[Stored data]
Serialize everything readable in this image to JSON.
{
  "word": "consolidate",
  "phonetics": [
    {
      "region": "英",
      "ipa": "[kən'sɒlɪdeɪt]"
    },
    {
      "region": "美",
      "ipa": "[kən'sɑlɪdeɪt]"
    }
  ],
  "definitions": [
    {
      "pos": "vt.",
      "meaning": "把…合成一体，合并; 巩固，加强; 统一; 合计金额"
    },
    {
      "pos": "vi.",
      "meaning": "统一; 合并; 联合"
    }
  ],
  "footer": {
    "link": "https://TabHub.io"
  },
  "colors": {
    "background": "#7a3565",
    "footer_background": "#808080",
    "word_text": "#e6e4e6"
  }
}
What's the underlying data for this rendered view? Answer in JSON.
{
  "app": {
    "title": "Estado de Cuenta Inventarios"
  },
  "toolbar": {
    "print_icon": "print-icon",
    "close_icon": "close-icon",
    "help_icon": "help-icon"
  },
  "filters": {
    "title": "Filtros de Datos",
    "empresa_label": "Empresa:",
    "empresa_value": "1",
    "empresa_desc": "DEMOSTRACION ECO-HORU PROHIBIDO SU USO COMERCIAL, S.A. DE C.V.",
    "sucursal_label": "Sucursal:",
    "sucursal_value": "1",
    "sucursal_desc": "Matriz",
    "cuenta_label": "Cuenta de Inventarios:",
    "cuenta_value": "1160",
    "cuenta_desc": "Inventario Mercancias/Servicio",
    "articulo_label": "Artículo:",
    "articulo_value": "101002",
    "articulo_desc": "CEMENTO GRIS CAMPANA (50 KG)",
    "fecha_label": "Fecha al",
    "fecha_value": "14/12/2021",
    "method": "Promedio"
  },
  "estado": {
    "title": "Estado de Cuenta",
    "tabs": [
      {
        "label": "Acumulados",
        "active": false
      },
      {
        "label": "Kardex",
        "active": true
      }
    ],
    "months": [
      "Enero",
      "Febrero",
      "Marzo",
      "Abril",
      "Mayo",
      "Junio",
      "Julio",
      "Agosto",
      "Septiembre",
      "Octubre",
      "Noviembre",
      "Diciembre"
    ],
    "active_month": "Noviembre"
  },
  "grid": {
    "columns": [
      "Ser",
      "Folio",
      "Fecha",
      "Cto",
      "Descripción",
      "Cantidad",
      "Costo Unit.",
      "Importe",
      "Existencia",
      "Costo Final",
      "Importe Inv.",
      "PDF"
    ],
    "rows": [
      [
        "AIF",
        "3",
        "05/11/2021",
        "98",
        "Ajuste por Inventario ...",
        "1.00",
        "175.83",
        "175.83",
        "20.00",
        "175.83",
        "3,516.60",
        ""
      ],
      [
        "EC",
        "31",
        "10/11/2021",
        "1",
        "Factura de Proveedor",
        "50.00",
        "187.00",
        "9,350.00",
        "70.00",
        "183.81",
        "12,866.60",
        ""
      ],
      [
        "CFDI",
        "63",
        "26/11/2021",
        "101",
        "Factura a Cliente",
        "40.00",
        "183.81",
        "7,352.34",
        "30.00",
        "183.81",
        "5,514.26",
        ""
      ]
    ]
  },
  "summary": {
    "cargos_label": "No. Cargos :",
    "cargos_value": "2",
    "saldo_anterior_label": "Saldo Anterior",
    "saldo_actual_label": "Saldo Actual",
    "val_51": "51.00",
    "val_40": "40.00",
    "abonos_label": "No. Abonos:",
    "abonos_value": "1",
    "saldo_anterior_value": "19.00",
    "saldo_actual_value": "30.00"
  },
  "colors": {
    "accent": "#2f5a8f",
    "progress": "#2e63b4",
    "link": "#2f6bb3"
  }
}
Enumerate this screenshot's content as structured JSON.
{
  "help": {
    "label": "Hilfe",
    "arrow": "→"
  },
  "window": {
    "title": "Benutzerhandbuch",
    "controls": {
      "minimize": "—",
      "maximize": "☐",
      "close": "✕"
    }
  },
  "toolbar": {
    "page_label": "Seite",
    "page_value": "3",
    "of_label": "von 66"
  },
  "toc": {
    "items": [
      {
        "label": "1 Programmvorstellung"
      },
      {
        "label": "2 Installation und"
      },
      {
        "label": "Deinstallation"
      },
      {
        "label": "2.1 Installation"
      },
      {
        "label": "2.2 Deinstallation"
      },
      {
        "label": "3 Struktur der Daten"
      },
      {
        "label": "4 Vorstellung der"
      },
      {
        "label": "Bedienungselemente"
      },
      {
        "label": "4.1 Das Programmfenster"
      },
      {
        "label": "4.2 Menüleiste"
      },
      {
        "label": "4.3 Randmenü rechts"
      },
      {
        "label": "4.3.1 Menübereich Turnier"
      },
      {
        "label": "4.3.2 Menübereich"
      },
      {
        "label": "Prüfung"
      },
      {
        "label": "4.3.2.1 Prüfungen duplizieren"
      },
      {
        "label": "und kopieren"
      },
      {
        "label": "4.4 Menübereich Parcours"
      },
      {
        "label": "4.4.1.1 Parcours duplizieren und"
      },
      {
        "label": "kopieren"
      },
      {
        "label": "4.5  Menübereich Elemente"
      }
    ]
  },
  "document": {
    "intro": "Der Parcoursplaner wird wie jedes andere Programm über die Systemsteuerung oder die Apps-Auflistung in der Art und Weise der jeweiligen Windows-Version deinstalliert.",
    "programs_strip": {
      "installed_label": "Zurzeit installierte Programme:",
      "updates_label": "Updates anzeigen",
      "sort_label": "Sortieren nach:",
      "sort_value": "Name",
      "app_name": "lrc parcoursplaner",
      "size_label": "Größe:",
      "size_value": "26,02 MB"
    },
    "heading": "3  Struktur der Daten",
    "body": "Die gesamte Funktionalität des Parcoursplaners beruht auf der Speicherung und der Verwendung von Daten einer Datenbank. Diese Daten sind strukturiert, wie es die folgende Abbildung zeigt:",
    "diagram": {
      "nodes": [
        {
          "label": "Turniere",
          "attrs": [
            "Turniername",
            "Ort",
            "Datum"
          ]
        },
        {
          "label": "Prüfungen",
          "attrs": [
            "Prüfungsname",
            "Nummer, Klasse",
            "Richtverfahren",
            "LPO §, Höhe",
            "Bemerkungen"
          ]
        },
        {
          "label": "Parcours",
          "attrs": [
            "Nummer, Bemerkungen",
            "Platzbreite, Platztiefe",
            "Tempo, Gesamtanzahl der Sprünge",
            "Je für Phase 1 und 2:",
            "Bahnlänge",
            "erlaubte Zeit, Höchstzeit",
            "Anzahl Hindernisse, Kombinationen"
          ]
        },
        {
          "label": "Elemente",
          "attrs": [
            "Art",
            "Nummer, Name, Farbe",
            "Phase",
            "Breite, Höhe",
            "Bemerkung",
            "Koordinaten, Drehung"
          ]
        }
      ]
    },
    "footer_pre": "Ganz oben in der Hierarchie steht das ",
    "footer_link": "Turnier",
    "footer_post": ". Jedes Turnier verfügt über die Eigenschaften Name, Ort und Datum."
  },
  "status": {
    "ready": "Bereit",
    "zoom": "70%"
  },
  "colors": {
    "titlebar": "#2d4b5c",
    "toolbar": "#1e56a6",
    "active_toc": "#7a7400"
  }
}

■ WRITTEN EXERCISE ■
Return all of the entries exactly as written.

■ EXERCISE SOLUTION ■
Serialize everything readable in this image to JSON.
{
  "word": "consolidate",
  "phonetics": [
    {
      "region": "英",
      "ipa": "[kən'sɒlɪdeɪt]"
    },
    {
      "region": "美",
      "ipa": "[kən'sɑlɪdeɪt]"
    }
  ],
  "definitions": [
    {
      "pos": "vt.",
      "meaning": "把…合成一体，合并; 巩固，加强; 统一; 合计金额"
    },
    {
      "pos": "vi.",
      "meaning": "统一; 合并; 联合"
    }
  ],
  "footer": {
    "link": "https://TabHub.io"
  },
  "colors": {
    "background": "#7a3565",
    "footer_background": "#808080",
    "word_text": "#e6e4e6"
  }
}
What's the underlying data for this rendered view? Answer in JSON.
{
  "app": {
    "title": "Estado de Cuenta Inventarios"
  },
  "toolbar": {
    "print_icon": "print-icon",
    "close_icon": "close-icon",
    "help_icon": "help-icon"
  },
  "filters": {
    "title": "Filtros de Datos",
    "empresa_label": "Empresa:",
    "empresa_value": "1",
    "empresa_desc": "DEMOSTRACION ECO-HORU PROHIBIDO SU USO COMERCIAL, S.A. DE C.V.",
    "sucursal_label": "Sucursal:",
    "sucursal_value": "1",
    "sucursal_desc": "Matriz",
    "cuenta_label": "Cuenta de Inventarios:",
    "cuenta_value": "1160",
    "cuenta_desc": "Inventario Mercancias/Servicio",
    "articulo_label": "Artículo:",
    "articulo_value": "101002",
    "articulo_desc": "CEMENTO GRIS CAMPANA (50 KG)",
    "fecha_label": "Fecha al",
    "fecha_value": "14/12/2021",
    "method": "Promedio"
  },
  "estado": {
    "title": "Estado de Cuenta",
    "tabs": [
      {
        "label": "Acumulados",
        "active": false
      },
      {
        "label": "Kardex",
        "active": true
      }
    ],
    "months": [
      "Enero",
      "Febrero",
      "Marzo",
      "Abril",
      "Mayo",
      "Junio",
      "Julio",
      "Agosto",
      "Septiembre",
      "Octubre",
      "Noviembre",
      "Diciembre"
    ],
    "active_month": "Noviembre"
  },
  "grid": {
    "columns": [
      "Ser",
      "Folio",
      "Fecha",
      "Cto",
      "Descripción",
      "Cantidad",
      "Costo Unit.",
      "Importe",
      "Existencia",
      "Costo Final",
      "Importe Inv.",
      "PDF"
    ],
    "rows": [
      [
        "AIF",
        "3",
        "05/11/2021",
        "98",
        "Ajuste por Inventario ...",
        "1.00",
        "175.83",
        "175.83",
        "20.00",
        "175.83",
        "3,516.60",
        ""
      ],
      [
        "EC",
        "31",
        "10/11/2021",
        "1",
        "Factura de Proveedor",
        "50.00",
        "187.00",
        "9,350.00",
        "70.00",
        "183.81",
        "12,866.60",
        ""
      ],
      [
        "CFDI",
        "63",
        "26/11/2021",
        "101",
        "Factura a Cliente",
        "40.00",
        "183.81",
        "7,352.34",
        "30.00",
        "183.81",
        "5,514.26",
        ""
      ]
    ]
  },
  "summary": {
    "cargos_label": "No. Cargos :",
    "cargos_value": "2",
    "saldo_anterior_label": "Saldo Anterior",
    "saldo_actual_label": "Saldo Actual",
    "val_51": "51.00",
    "val_40": "40.00",
    "abonos_label": "No. Abonos:",
    "abonos_value": "1",
    "saldo_anterior_value": "19.00",
    "saldo_actual_value": "30.00"
  },
  "colors": {
    "accent": "#2f5a8f",
    "progress": "#2e63b4",
    "link": "#2f6bb3"
  }
}
Enumerate this screenshot's content as structured JSON.
{
  "help": {
    "label": "Hilfe",
    "arrow": "→"
  },
  "window": {
    "title": "Benutzerhandbuch",
    "controls": {
      "minimize": "—",
      "maximize": "☐",
      "close": "✕"
    }
  },
  "toolbar": {
    "page_label": "Seite",
    "page_value": "3",
    "of_label": "von 66"
  },
  "toc": {
    "items": [
      {
        "label": "1 Programmvorstellung"
      },
      {
        "label": "2 Installation und"
      },
      {
        "label": "Deinstallation"
      },
      {
        "label": "2.1 Installation"
      },
      {
        "label": "2.2 Deinstallation"
      },
      {
        "label": "3 Struktur der Daten"
      },
      {
        "label": "4 Vorstellung der"
      },
      {
        "label": "Bedienungselemente"
      },
      {
        "label": "4.1 Das Programmfenster"
      },
      {
        "label": "4.2 Menüleiste"
      },
      {
        "label": "4.3 Randmenü rechts"
      },
      {
        "label": "4.3.1 Menübereich Turnier"
      },
      {
        "label": "4.3.2 Menübereich"
      },
      {
        "label": "Prüfung"
      },
      {
        "label": "4.3.2.1 Prüfungen duplizieren"
      },
      {
        "label": "und kopieren"
      },
      {
        "label": "4.4 Menübereich Parcours"
      },
      {
        "label": "4.4.1.1 Parcours duplizieren und"
      },
      {
        "label": "kopieren"
      },
      {
        "label": "4.5  Menübereich Elemente"
      }
    ]
  },
  "document": {
    "intro": "Der Parcoursplaner wird wie jedes andere Programm über die Systemsteuerung oder die Apps-Auflistung in der Art und Weise der jeweiligen Windows-Version deinstalliert.",
    "programs_strip": {
      "installed_label": "Zurzeit installierte Programme:",
      "updates_label": "Updates anzeigen",
      "sort_label": "Sortieren nach:",
      "sort_value": "Name",
      "app_name": "lrc parcoursplaner",
      "size_label": "Größe:",
      "size_value": "26,02 MB"
    },
    "heading": "3  Struktur der Daten",
    "body": "Die gesamte Funktionalität des Parcoursplaners beruht auf der Speicherung und der Verwendung von Daten einer Datenbank. Diese Daten sind strukturiert, wie es die folgende Abbildung zeigt:",
    "diagram": {
      "nodes": [
        {
          "label": "Turniere",
          "attrs": [
            "Turniername",
            "Ort",
            "Datum"
          ]
        },
        {
          "label": "Prüfungen",
          "attrs": [
            "Prüfungsname",
            "Nummer, Klasse",
            "Richtverfahren",
            "LPO §, Höhe",
            "Bemerkungen"
          ]
        },
        {
          "label": "Parcours",
          "attrs": [
            "Nummer, Bemerkungen",
            "Platzbreite, Platztiefe",
            "Tempo, Gesamtanzahl der Sprünge",
            "Je für Phase 1 und 2:",
            "Bahnlänge",
            "erlaubte Zeit, Höchstzeit",
            "Anzahl Hindernisse, Kombinationen"
          ]
        },
        {
          "label": "Elemente",
          "attrs": [
            "Art",
            "Nummer, Name, Farbe",
            "Phase",
            "Breite, Höhe",
            "Bemerkung",
            "Koordinaten, Drehung"
          ]
        }
      ]
    },
    "footer_pre": "Ganz oben in der Hierarchie steht das ",
    "footer_link": "Turnier",
    "footer_post": ". Jedes Turnier verfügt über die Eigenschaften Name, Ort und Datum."
  },
  "status": {
    "ready": "Bereit",
    "zoom": "70%"
  },
  "colors": {
    "titlebar": "#2d4b5c",
    "toolbar": "#1e56a6",
    "active_toc": "#7a7400"
  }
}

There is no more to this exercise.